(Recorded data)

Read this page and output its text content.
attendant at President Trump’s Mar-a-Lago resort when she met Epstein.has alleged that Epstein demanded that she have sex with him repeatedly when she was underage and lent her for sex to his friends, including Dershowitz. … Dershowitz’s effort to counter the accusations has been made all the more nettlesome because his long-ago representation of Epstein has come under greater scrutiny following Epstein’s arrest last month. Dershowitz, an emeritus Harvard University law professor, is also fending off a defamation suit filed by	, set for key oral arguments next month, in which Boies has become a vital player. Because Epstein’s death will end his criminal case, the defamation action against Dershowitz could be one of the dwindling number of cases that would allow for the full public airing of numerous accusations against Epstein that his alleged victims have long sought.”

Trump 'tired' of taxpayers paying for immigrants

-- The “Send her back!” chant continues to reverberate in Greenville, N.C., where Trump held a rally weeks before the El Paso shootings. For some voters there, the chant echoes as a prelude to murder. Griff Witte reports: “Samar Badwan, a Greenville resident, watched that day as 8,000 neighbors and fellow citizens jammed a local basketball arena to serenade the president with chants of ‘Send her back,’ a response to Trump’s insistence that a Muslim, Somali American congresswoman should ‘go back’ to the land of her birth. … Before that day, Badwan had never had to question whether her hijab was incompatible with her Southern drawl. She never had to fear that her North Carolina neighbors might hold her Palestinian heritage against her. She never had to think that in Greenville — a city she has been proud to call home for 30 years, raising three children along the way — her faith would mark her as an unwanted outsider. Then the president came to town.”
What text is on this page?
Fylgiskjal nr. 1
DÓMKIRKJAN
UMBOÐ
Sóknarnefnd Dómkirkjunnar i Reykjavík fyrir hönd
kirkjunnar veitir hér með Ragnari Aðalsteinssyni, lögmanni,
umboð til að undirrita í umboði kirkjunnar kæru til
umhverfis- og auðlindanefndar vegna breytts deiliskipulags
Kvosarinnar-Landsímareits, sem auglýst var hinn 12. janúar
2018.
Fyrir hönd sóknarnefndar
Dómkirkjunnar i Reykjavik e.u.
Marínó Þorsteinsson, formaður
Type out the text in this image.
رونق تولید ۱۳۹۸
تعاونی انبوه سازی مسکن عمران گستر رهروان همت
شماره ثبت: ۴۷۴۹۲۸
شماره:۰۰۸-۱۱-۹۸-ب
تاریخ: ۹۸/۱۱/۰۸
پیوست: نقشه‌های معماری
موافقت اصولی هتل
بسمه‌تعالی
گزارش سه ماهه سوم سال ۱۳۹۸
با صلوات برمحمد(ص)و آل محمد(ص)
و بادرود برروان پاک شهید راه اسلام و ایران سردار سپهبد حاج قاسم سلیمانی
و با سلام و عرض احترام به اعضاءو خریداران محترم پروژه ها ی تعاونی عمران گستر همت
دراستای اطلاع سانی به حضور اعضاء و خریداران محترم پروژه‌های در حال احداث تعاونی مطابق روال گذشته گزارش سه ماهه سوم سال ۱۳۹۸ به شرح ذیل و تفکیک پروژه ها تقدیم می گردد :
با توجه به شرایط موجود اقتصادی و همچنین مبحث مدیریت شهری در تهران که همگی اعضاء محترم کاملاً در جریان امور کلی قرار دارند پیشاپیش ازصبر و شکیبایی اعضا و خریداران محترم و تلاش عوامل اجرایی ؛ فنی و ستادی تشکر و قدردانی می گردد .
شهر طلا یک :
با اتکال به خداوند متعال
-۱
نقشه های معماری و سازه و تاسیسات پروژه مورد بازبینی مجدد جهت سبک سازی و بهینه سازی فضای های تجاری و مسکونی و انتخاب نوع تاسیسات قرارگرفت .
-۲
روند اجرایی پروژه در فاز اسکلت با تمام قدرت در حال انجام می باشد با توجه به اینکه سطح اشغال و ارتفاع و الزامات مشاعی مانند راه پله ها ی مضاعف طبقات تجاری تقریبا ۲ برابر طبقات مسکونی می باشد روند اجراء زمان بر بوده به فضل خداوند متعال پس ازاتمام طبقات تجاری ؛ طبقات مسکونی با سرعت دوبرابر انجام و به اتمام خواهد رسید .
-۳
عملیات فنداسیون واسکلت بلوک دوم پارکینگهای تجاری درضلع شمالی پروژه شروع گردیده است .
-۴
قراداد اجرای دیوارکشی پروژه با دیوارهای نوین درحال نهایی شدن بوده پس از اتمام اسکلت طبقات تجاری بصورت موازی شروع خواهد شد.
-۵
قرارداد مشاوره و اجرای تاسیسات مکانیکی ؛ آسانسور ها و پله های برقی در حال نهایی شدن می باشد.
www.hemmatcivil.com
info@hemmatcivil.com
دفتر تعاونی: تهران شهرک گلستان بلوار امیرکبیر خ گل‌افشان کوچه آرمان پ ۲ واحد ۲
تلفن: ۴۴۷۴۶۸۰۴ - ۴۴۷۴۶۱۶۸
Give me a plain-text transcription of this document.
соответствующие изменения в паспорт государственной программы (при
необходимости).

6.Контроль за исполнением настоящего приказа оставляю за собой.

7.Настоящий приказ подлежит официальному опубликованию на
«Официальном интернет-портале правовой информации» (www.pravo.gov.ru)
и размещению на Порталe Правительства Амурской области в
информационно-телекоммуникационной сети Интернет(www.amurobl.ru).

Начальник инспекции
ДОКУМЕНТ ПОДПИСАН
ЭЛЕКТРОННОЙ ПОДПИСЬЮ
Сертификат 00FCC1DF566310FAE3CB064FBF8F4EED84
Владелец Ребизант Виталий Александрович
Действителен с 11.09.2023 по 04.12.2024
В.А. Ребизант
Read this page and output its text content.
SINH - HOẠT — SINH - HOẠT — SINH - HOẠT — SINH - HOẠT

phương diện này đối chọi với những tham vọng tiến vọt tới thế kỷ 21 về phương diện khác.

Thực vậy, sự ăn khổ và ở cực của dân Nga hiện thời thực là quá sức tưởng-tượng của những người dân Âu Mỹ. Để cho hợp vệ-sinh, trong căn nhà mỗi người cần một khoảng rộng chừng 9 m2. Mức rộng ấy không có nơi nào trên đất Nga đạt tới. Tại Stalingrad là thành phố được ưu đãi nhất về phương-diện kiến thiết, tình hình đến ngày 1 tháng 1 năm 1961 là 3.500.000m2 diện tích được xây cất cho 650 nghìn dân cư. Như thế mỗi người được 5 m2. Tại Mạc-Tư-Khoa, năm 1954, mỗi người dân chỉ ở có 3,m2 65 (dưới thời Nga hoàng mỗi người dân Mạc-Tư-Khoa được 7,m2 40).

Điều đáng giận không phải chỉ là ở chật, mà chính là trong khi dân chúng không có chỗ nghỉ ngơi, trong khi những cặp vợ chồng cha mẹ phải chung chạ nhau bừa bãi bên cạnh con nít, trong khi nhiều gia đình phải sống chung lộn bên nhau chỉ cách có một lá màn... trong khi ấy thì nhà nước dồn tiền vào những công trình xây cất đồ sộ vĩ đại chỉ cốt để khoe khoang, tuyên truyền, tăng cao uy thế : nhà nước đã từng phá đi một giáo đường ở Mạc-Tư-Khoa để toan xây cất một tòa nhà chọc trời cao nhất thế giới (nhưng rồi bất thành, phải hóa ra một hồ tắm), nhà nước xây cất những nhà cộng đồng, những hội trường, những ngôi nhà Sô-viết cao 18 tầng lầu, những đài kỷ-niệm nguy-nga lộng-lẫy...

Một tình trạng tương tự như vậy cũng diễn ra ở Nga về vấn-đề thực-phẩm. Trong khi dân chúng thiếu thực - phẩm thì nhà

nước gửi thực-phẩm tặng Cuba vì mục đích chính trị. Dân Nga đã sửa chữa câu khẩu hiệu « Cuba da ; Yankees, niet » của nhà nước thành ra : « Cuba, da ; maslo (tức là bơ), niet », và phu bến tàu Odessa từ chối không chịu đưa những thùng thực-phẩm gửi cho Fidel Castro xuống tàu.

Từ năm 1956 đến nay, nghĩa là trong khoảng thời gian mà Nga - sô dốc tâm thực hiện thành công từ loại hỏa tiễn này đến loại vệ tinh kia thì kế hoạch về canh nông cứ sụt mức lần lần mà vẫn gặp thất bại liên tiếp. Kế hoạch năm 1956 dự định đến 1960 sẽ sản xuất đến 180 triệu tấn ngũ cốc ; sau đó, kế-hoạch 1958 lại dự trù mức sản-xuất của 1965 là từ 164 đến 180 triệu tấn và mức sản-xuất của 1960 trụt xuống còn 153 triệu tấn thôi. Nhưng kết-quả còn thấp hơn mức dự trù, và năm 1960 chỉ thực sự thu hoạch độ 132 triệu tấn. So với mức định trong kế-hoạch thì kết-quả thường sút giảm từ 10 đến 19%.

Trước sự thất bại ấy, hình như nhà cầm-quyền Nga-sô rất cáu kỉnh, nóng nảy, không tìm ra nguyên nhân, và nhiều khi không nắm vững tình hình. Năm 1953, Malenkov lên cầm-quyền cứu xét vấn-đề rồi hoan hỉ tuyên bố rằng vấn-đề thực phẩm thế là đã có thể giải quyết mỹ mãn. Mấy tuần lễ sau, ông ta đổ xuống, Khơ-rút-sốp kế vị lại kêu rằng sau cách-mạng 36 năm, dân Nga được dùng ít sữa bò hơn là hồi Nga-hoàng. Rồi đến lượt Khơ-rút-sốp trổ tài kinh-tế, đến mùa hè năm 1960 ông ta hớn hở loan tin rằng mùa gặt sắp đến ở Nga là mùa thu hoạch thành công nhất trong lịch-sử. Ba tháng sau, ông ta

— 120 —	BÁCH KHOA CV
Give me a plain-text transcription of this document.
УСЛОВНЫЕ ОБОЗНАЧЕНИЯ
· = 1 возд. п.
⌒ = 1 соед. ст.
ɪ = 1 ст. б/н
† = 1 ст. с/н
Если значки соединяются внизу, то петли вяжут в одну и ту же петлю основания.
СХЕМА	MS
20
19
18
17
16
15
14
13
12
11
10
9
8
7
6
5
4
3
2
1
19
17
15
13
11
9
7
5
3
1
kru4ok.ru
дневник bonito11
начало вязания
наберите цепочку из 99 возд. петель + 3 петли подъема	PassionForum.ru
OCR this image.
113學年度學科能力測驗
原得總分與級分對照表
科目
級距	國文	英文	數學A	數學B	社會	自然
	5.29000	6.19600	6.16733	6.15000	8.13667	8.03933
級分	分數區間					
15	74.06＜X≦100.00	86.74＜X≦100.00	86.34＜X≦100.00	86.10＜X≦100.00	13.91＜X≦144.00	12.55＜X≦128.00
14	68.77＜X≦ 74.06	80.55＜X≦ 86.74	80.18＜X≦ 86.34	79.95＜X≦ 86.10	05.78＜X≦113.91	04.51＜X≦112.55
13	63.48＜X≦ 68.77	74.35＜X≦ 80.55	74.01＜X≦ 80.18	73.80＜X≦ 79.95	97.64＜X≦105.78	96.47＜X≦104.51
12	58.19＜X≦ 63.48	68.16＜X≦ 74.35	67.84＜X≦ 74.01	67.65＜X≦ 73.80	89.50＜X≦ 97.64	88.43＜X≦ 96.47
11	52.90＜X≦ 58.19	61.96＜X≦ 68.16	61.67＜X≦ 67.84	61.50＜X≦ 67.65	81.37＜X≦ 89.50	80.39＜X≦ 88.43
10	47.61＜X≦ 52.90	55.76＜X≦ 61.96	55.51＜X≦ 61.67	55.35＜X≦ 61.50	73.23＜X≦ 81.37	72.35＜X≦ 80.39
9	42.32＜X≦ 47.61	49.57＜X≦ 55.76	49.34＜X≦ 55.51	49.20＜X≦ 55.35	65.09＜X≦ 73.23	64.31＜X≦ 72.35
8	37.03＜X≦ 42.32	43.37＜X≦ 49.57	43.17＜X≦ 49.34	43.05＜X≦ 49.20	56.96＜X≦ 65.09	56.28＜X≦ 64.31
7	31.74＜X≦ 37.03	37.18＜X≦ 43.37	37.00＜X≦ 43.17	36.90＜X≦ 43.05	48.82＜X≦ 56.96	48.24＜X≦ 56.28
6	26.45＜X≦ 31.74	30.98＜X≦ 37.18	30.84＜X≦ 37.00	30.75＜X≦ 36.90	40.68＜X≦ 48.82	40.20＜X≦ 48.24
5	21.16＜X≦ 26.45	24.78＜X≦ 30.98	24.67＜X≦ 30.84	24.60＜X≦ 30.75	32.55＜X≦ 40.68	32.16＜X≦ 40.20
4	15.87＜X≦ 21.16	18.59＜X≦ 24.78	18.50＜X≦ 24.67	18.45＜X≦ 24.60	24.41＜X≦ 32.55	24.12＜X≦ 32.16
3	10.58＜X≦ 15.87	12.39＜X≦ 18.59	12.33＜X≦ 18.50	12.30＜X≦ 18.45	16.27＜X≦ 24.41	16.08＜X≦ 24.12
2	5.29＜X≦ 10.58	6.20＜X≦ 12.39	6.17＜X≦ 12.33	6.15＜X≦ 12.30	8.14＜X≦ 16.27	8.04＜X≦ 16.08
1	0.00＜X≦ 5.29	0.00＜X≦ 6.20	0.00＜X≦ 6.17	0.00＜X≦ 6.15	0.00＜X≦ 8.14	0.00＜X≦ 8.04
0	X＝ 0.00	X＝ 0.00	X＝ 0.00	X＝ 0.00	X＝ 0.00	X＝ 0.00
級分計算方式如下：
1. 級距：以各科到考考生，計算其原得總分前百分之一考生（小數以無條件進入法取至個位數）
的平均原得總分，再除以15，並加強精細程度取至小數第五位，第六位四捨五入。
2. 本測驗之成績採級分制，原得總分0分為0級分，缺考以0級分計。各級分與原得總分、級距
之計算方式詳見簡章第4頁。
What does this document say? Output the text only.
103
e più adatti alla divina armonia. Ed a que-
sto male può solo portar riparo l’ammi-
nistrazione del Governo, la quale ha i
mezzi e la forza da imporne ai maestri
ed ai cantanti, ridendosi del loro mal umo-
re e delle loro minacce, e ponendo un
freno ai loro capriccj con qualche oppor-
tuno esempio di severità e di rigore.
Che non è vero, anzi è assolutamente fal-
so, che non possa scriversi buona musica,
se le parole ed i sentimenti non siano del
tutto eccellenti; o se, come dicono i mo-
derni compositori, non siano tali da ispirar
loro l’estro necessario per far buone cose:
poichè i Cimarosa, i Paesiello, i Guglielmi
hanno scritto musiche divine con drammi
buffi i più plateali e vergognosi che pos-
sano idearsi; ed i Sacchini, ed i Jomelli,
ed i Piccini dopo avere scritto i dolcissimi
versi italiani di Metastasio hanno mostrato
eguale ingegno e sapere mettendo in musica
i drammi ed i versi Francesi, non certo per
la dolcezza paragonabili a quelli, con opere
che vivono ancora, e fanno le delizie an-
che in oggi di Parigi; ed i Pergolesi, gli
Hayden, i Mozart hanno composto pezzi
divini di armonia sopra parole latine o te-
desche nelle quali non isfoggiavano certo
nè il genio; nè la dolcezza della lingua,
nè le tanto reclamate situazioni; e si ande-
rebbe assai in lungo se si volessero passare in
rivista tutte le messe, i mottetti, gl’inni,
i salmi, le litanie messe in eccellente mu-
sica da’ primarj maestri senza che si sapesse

- **Goal of the exercise**: Every line in the data above that contains "تهران" needs to be copied.

- **Answer to this task**:
با توجه به شرایط موجود اقتصادی و همچنین مبحث مدیریت شهری در تهران که همگی اعضاء محترم کاملاً در جریان امور کلی قرار دارند پیشاپیش ازصبر و شکیبایی اعضا و خریداران محترم و تلاش عوامل اجرایی ؛ فنی و ستادی تشکر و قدردانی می گردد .
دفتر تعاونی: تهران شهرک گلستان بلوار امیرکبیر خ گل‌افشان کوچه آرمان پ ۲ واحد ۲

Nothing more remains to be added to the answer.